*Dataset rows*:
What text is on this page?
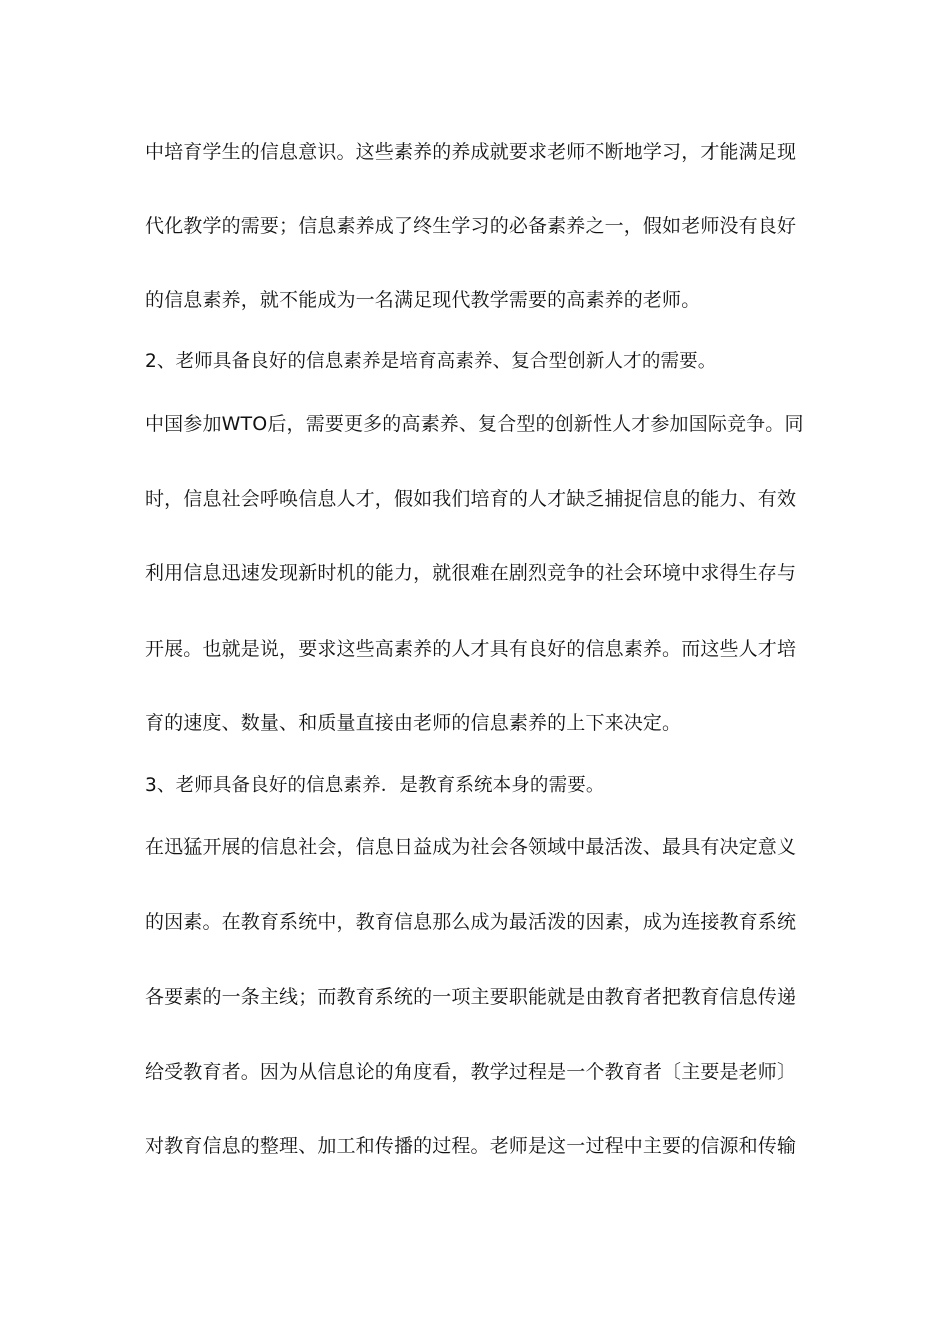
中培育学生的信息意识。这些素养的养成就要求老师不断地学习，才能满足现
代化教学的需要；信息素养成了终生学习的必备素养之一，假如老师没有良好
的信息素养，就不能成为一名满足现代教学需要的高素养的老师。
2、老师具备良好的信息素养是培育高素养、复合型创新人才的需要。
中国参加WTO后，需要更多的高素养、复合型的创新性人才参加国际竞争。同
时，信息社会呼唤信息人才，假如我们培育的人才缺乏捕捉信息的能力、有效
利用信息迅速发现新时机的能力，就很难在剧烈竞争的社会环境中求得生存与
开展。也就是说，要求这些高素养的人才具有良好的信息素养。而这些人才培
育的速度、数量、和质量直接由老师的信息素养的上下来决定。
3、老师具备良好的信息素养．是教育系统本身的需要。
在迅猛开展的信息社会，信息日益成为社会各领域中最活泼、最具有决定意义
的因素。在教育系统中，教育信息那么成为最活泼的因素，成为连接教育系统
各要素的一条主线；而教育系统的一项主要职能就是由教育者把教育信息传递
给受教育者。因为从信息论的角度看，教学过程是一个教育者〔主要是老师〕
对教育信息的整理、加工和传播的过程。老师是这一过程中主要的信源和传输
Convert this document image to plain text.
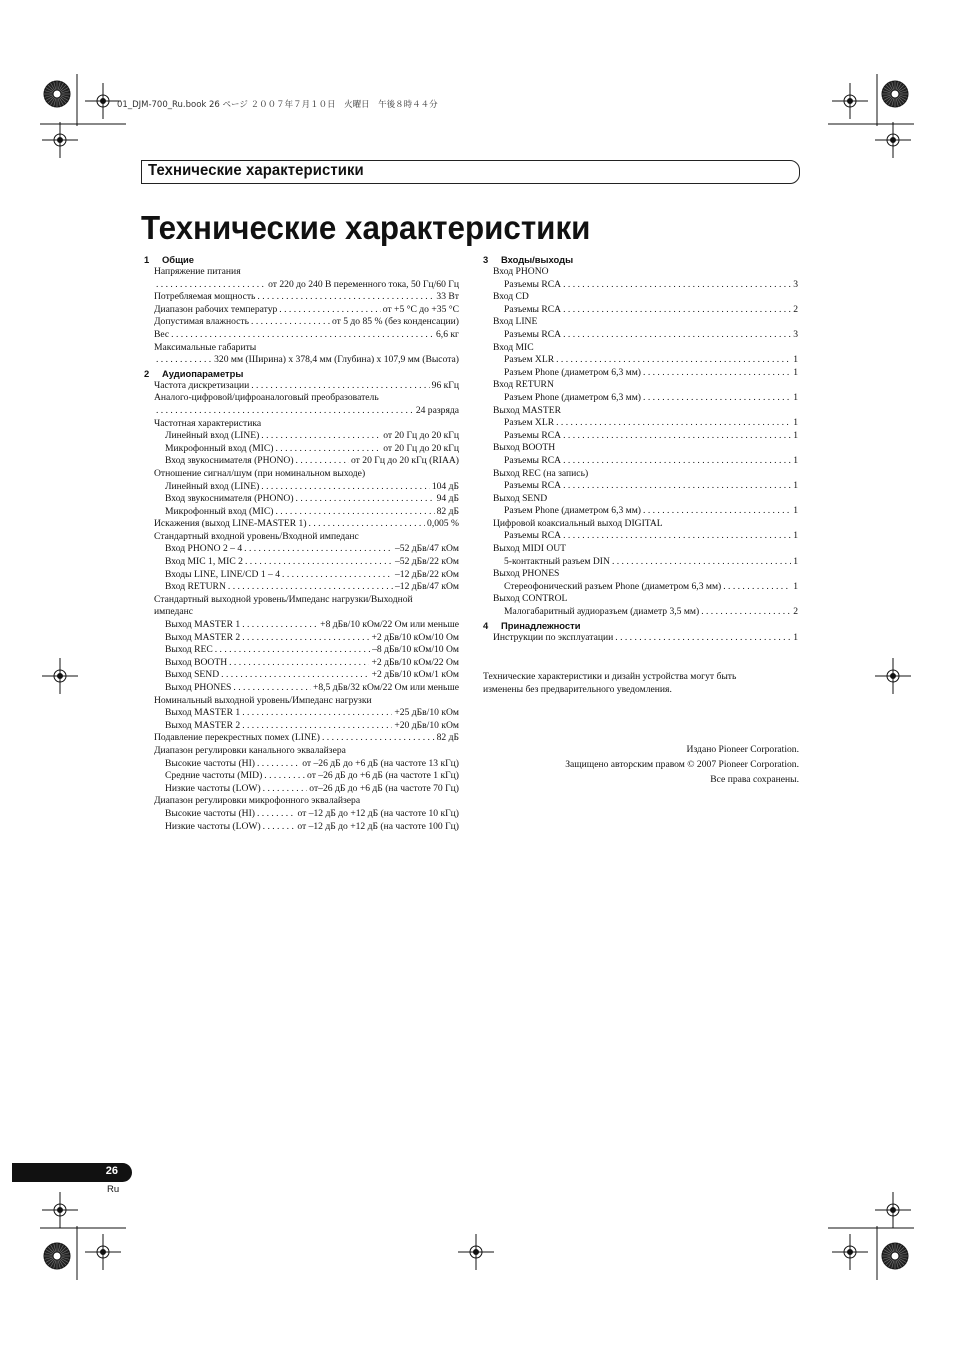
01_DJM-700_Ru.book 26 ページ ２００７年７月１０日　火曜日　午後８時４４分
Технические характеристики
Технические характеристики
1 Общие
Напряжение питания
. . .
от 220 до 240 В переменного тока, 50 Гц/60 Гц
Потребляемая мощность . . .	33 Вт
Диапазон рабочих температур . . .	от +5 °C до +35 °C
Допустимая влажность . . .	от 5 до 85 % (без конденсации)
Вес . . .	6,6 кг
Максимальные габариты
. . .
320 мм (Ширина) x 378,4 мм (Глубина) x 107,9 мм (Высота)
2 Аудиопараметры
Частота дискретизации . . .	96 кГц
Аналого-цифровой/цифроаналоговый преобразователь
. . .
24 разряда
Частотная характеристика
Линейный вход (LINE) . . .	от 20 Гц до 20 кГц
Микрофонный вход (MIC) . . .	от 20 Гц до 20 кГц
Вход звукоснимателя (PHONO) . . .	от 20 Гц до 20 кГц (RIAA)
Отношение сигнал/шум (при номинальном выходе)
Линейный вход (LINE) . . .	104 дБ
Вход звукоснимателя (PHONO) . . .	94 дБ
Микрофонный вход (MIC) . . .	82 дБ
Искажения (выход LINE-MASTER 1) . . .	0,005 %
Стандартный входной уровень/Входной импеданс
Вход PHONO 2 – 4 . . .	–52 дБв/47 кОм
Вход MIC 1, MIC 2 . . .	–52 дБв/22 кОм
Входы LINE, LINE/CD 1 – 4 . . .	–12 дБв/22 кОм
Вход RETURN . . .	–12 дБв/47 кОм
Стандартный выходной уровень/Импеданс нагрузки/Выходной
импеданс
Выход MASTER 1 . . .	+8 дБв/10 кОм/22 Ом или меньше
Выход MASTER 2 . . .	+2 дБв/10 кОм/10 Ом
Выход REC . . .	–8 дБв/10 кОм/10 Ом
Выход BOOTH . . .	+2 дБв/10 кОм/22 Ом
Выход SEND . . .	+2 дБв/10 кОм/1 кОм
Выход PHONES . . .	+8,5 дБв/32 кОм/22 Ом или меньше
Номинальный выходной уровень/Импеданс нагрузки
Выход MASTER 1 . . .	+25 дБв/10 кОм
Выход MASTER 2 . . .	+20 дБв/10 кОм
Подавление перекрестных помех (LINE) . . .	82 дБ
Диапазон регулировки канального эквалайзера
Высокие частоты (HI) . . .	от –26 дБ до +6 дБ (на частоте 13 кГц)
Средние частоты (MID) . . .	от –26 дБ до +6 дБ (на частоте 1 кГц)
Низкие частоты (LOW) . . .	от–26 дБ до +6 дБ (на частоте 70 Гц)
Диапазон регулировки микрофонного эквалайзера
Высокие частоты (HI) . . .	от –12 дБ до +12 дБ (на частоте 10 кГц)
Низкие частоты (LOW) . . .	от –12 дБ до +12 дБ (на частоте 100 Гц)
3 Входы/выходы
Вход PHONO
Разъемы RCA . . .	3
Вход CD
Разъемы RCA . . .	2
Вход LINE
Разъемы RCA . . .	3
Вход MIC
Разъем XLR . . .	1
Разъем Phone (диаметром 6,3 мм) . . .	1
Вход RETURN
Разъем Phone (диаметром 6,3 мм) . . .	1
Выход MASTER
Разъем XLR . . .	1
Разъемы RCA . . .	1
Выход BOOTH
Разъемы RCA . . .	1
Выход REC (на запись)
Разъемы RCA . . .	1
Выход SEND
Разъем Phone (диаметром 6,3 мм) . . .	1
Цифровой коаксиальный выход DIGITAL
Разъемы RCA . . .	1
Выход MIDI OUT
5-контактный разъем DIN . . .	1
Выход PHONES
Стереофонический разъем Phone (диаметром 6,3 мм) . . .	1
Выход CONTROL
Малогабаритный аудиоразъем (диаметр 3,5 мм) . . .	2
4 Принадлежности
Инструкции по эксплуатации . . .	1
Технические характеристики и дизайн устройства могут быть
изменены без предварительного уведомления.
Издано Pioneer Corporation.
Защищено авторским правом © 2007 Pioneer Corporation.
Все права сохранены.
26
Ru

*WHAT NEEDS TO BE DONE*: Copy out all lines where the word "SEND" appears.

*THE COMPLETED TASK*:
Выход SEND . . .	+2 дБв/10 кОм/1 кОм
Выход SEND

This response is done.